(Data entries for graphics)
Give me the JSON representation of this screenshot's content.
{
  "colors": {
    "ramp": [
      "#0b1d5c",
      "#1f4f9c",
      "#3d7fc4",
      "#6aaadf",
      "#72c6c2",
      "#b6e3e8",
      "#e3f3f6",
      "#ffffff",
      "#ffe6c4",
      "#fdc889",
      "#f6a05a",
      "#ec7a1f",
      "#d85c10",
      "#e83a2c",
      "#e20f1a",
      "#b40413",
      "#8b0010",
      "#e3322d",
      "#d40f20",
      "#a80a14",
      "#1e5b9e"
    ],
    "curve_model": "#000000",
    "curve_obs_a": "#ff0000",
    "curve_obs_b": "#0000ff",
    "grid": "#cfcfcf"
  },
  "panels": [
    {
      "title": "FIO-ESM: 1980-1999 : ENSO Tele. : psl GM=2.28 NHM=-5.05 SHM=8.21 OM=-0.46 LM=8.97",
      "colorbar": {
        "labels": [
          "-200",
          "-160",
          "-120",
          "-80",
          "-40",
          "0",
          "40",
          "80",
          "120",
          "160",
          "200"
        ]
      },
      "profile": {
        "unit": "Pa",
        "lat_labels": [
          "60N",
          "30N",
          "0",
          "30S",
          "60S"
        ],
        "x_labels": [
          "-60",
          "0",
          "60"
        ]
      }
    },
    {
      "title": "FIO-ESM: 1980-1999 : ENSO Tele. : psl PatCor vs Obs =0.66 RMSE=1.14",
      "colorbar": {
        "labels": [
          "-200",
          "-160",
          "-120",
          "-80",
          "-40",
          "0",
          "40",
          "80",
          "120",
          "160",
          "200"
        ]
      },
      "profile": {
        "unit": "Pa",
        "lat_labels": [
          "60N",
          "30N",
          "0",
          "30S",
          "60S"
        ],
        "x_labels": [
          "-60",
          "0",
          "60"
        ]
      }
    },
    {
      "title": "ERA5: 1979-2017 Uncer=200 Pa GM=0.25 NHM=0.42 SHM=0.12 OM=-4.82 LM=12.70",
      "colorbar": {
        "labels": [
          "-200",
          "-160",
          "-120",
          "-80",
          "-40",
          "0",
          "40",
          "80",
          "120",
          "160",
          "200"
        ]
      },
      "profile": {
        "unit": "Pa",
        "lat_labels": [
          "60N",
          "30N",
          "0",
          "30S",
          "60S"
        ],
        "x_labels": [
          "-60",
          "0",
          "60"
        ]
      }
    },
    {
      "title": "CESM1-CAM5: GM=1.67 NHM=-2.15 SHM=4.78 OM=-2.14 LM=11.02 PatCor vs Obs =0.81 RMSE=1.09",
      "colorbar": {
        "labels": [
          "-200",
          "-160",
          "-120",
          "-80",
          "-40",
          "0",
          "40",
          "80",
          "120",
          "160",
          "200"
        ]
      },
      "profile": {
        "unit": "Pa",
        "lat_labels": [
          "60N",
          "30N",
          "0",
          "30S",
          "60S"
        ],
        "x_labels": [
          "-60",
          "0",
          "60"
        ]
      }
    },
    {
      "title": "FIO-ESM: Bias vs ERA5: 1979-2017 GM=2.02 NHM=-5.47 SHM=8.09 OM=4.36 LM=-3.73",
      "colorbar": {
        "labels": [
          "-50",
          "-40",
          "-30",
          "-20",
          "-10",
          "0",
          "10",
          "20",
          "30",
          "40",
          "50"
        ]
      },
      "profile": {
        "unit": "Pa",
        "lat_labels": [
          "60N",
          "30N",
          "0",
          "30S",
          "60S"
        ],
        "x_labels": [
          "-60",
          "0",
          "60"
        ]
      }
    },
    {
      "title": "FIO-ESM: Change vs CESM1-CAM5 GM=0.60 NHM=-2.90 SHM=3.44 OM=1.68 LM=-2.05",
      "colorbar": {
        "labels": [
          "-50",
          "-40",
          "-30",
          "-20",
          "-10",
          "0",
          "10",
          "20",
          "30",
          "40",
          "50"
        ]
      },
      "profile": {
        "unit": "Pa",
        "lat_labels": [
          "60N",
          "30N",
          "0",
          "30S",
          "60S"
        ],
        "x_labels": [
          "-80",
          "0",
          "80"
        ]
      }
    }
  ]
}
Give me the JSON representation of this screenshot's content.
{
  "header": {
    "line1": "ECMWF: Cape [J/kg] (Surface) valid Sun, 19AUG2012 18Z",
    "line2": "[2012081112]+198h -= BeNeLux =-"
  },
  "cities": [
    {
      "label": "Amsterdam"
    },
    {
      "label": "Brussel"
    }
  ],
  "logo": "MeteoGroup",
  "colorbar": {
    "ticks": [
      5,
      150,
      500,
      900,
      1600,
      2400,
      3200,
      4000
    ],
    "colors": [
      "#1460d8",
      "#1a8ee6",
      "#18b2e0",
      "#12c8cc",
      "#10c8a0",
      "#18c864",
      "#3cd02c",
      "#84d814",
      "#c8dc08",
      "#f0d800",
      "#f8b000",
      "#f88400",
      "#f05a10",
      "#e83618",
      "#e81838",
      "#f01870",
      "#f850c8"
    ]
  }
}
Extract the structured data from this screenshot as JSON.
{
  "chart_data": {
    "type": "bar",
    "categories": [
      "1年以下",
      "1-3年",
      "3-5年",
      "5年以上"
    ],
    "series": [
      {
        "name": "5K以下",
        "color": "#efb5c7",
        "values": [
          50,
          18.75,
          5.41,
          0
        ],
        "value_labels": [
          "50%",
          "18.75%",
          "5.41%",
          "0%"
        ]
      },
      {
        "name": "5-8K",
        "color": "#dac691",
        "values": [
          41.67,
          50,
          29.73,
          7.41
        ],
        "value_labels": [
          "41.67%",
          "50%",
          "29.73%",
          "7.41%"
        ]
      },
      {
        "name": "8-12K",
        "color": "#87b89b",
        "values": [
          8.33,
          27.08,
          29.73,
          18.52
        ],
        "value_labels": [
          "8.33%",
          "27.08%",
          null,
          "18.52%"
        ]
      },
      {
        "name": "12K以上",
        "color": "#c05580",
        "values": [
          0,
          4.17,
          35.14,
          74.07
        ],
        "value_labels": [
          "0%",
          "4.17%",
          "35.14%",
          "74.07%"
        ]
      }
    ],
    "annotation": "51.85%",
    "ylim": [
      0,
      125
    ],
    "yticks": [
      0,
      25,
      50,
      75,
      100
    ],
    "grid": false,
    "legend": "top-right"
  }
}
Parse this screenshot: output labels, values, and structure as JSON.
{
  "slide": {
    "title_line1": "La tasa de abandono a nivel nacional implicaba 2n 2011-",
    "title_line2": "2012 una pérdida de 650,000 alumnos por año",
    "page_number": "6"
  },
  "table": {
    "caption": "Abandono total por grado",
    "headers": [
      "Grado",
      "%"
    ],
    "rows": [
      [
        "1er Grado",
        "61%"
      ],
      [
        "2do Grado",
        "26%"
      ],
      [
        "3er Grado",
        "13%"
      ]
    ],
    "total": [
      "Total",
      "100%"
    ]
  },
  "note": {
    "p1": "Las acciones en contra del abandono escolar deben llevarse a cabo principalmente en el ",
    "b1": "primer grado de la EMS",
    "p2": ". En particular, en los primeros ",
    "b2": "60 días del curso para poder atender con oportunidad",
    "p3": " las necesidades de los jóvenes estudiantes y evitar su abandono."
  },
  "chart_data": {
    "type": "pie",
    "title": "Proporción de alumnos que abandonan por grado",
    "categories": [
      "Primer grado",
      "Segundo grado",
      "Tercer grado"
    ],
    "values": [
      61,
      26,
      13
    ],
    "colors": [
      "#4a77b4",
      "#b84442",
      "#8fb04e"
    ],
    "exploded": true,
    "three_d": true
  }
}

[SET PROBLEM]:
Reproduce the material precisely, including every line.

[TASK RESPONSE]:
Give me the JSON representation of this screenshot's content.
{
  "colors": {
    "ramp": [
      "#0b1d5c",
      "#1f4f9c",
      "#3d7fc4",
      "#6aaadf",
      "#72c6c2",
      "#b6e3e8",
      "#e3f3f6",
      "#ffffff",
      "#ffe6c4",
      "#fdc889",
      "#f6a05a",
      "#ec7a1f",
      "#d85c10",
      "#e83a2c",
      "#e20f1a",
      "#b40413",
      "#8b0010",
      "#e3322d",
      "#d40f20",
      "#a80a14",
      "#1e5b9e"
    ],
    "curve_model": "#000000",
    "curve_obs_a": "#ff0000",
    "curve_obs_b": "#0000ff",
    "grid": "#cfcfcf"
  },
  "panels": [
    {
      "title": "FIO-ESM: 1980-1999 : ENSO Tele. : psl GM=2.28 NHM=-5.05 SHM=8.21 OM=-0.46 LM=8.97",
      "colorbar": {
        "labels": [
          "-200",
          "-160",
          "-120",
          "-80",
          "-40",
          "0",
          "40",
          "80",
          "120",
          "160",
          "200"
        ]
      },
      "profile": {
        "unit": "Pa",
        "lat_labels": [
          "60N",
          "30N",
          "0",
          "30S",
          "60S"
        ],
        "x_labels": [
          "-60",
          "0",
          "60"
        ]
      }
    },
    {
      "title": "FIO-ESM: 1980-1999 : ENSO Tele. : psl PatCor vs Obs =0.66 RMSE=1.14",
      "colorbar": {
        "labels": [
          "-200",
          "-160",
          "-120",
          "-80",
          "-40",
          "0",
          "40",
          "80",
          "120",
          "160",
          "200"
        ]
      },
      "profile": {
        "unit": "Pa",
        "lat_labels": [
          "60N",
          "30N",
          "0",
          "30S",
          "60S"
        ],
        "x_labels": [
          "-60",
          "0",
          "60"
        ]
      }
    },
    {
      "title": "ERA5: 1979-2017 Uncer=200 Pa GM=0.25 NHM=0.42 SHM=0.12 OM=-4.82 LM=12.70",
      "colorbar": {
        "labels": [
          "-200",
          "-160",
          "-120",
          "-80",
          "-40",
          "0",
          "40",
          "80",
          "120",
          "160",
          "200"
        ]
      },
      "profile": {
        "unit": "Pa",
        "lat_labels": [
          "60N",
          "30N",
          "0",
          "30S",
          "60S"
        ],
        "x_labels": [
          "-60",
          "0",
          "60"
        ]
      }
    },
    {
      "title": "CESM1-CAM5: GM=1.67 NHM=-2.15 SHM=4.78 OM=-2.14 LM=11.02 PatCor vs Obs =0.81 RMSE=1.09",
      "colorbar": {
        "labels": [
          "-200",
          "-160",
          "-120",
          "-80",
          "-40",
          "0",
          "40",
          "80",
          "120",
          "160",
          "200"
        ]
      },
      "profile": {
        "unit": "Pa",
        "lat_labels": [
          "60N",
          "30N",
          "0",
          "30S",
          "60S"
        ],
        "x_labels": [
          "-60",
          "0",
          "60"
        ]
      }
    },
    {
      "title": "FIO-ESM: Bias vs ERA5: 1979-2017 GM=2.02 NHM=-5.47 SHM=8.09 OM=4.36 LM=-3.73",
      "colorbar": {
        "labels": [
          "-50",
          "-40",
          "-30",
          "-20",
          "-10",
          "0",
          "10",
          "20",
          "30",
          "40",
          "50"
        ]
      },
      "profile": {
        "unit": "Pa",
        "lat_labels": [
          "60N",
          "30N",
          "0",
          "30S",
          "60S"
        ],
        "x_labels": [
          "-60",
          "0",
          "60"
        ]
      }
    },
    {
      "title": "FIO-ESM: Change vs CESM1-CAM5 GM=0.60 NHM=-2.90 SHM=3.44 OM=1.68 LM=-2.05",
      "colorbar": {
        "labels": [
          "-50",
          "-40",
          "-30",
          "-20",
          "-10",
          "0",
          "10",
          "20",
          "30",
          "40",
          "50"
        ]
      },
      "profile": {
        "unit": "Pa",
        "lat_labels": [
          "60N",
          "30N",
          "0",
          "30S",
          "60S"
        ],
        "x_labels": [
          "-80",
          "0",
          "80"
        ]
      }
    }
  ]
}
Give me the JSON representation of this screenshot's content.
{
  "header": {
    "line1": "ECMWF: Cape [J/kg] (Surface) valid Sun, 19AUG2012 18Z",
    "line2": "[2012081112]+198h -= BeNeLux =-"
  },
  "cities": [
    {
      "label": "Amsterdam"
    },
    {
      "label": "Brussel"
    }
  ],
  "logo": "MeteoGroup",
  "colorbar": {
    "ticks": [
      5,
      150,
      500,
      900,
      1600,
      2400,
      3200,
      4000
    ],
    "colors": [
      "#1460d8",
      "#1a8ee6",
      "#18b2e0",
      "#12c8cc",
      "#10c8a0",
      "#18c864",
      "#3cd02c",
      "#84d814",
      "#c8dc08",
      "#f0d800",
      "#f8b000",
      "#f88400",
      "#f05a10",
      "#e83618",
      "#e81838",
      "#f01870",
      "#f850c8"
    ]
  }
}
Extract the structured data from this screenshot as JSON.
{
  "chart_data": {
    "type": "bar",
    "categories": [
      "1年以下",
      "1-3年",
      "3-5年",
      "5年以上"
    ],
    "series": [
      {
        "name": "5K以下",
        "color": "#efb5c7",
        "values": [
          50,
          18.75,
          5.41,
          0
        ],
        "value_labels": [
          "50%",
          "18.75%",
          "5.41%",
          "0%"
        ]
      },
      {
        "name": "5-8K",
        "color": "#dac691",
        "values": [
          41.67,
          50,
          29.73,
          7.41
        ],
        "value_labels": [
          "41.67%",
          "50%",
          "29.73%",
          "7.41%"
        ]
      },
      {
        "name": "8-12K",
        "color": "#87b89b",
        "values": [
          8.33,
          27.08,
          29.73,
          18.52
        ],
        "value_labels": [
          "8.33%",
          "27.08%",
          null,
          "18.52%"
        ]
      },
      {
        "name": "12K以上",
        "color": "#c05580",
        "values": [
          0,
          4.17,
          35.14,
          74.07
        ],
        "value_labels": [
          "0%",
          "4.17%",
          "35.14%",
          "74.07%"
        ]
      }
    ],
    "annotation": "51.85%",
    "ylim": [
      0,
      125
    ],
    "yticks": [
      0,
      25,
      50,
      75,
      100
    ],
    "grid": false,
    "legend": "top-right"
  }
}
Parse this screenshot: output labels, values, and structure as JSON.
{
  "slide": {
    "title_line1": "La tasa de abandono a nivel nacional implicaba 2n 2011-",
    "title_line2": "2012 una pérdida de 650,000 alumnos por año",
    "page_number": "6"
  },
  "table": {
    "caption": "Abandono total por grado",
    "headers": [
      "Grado",
      "%"
    ],
    "rows": [
      [
        "1er Grado",
        "61%"
      ],
      [
        "2do Grado",
        "26%"
      ],
      [
        "3er Grado",
        "13%"
      ]
    ],
    "total": [
      "Total",
      "100%"
    ]
  },
  "note": {
    "p1": "Las acciones en contra del abandono escolar deben llevarse a cabo principalmente en el ",
    "b1": "primer grado de la EMS",
    "p2": ". En particular, en los primeros ",
    "b2": "60 días del curso para poder atender con oportunidad",
    "p3": " las necesidades de los jóvenes estudiantes y evitar su abandono."
  },
  "chart_data": {
    "type": "pie",
    "title": "Proporción de alumnos que abandonan por grado",
    "categories": [
      "Primer grado",
      "Segundo grado",
      "Tercer grado"
    ],
    "values": [
      61,
      26,
      13
    ],
    "colors": [
      "#4a77b4",
      "#b84442",
      "#8fb04e"
    ],
    "exploded": true,
    "three_d": true
  }
}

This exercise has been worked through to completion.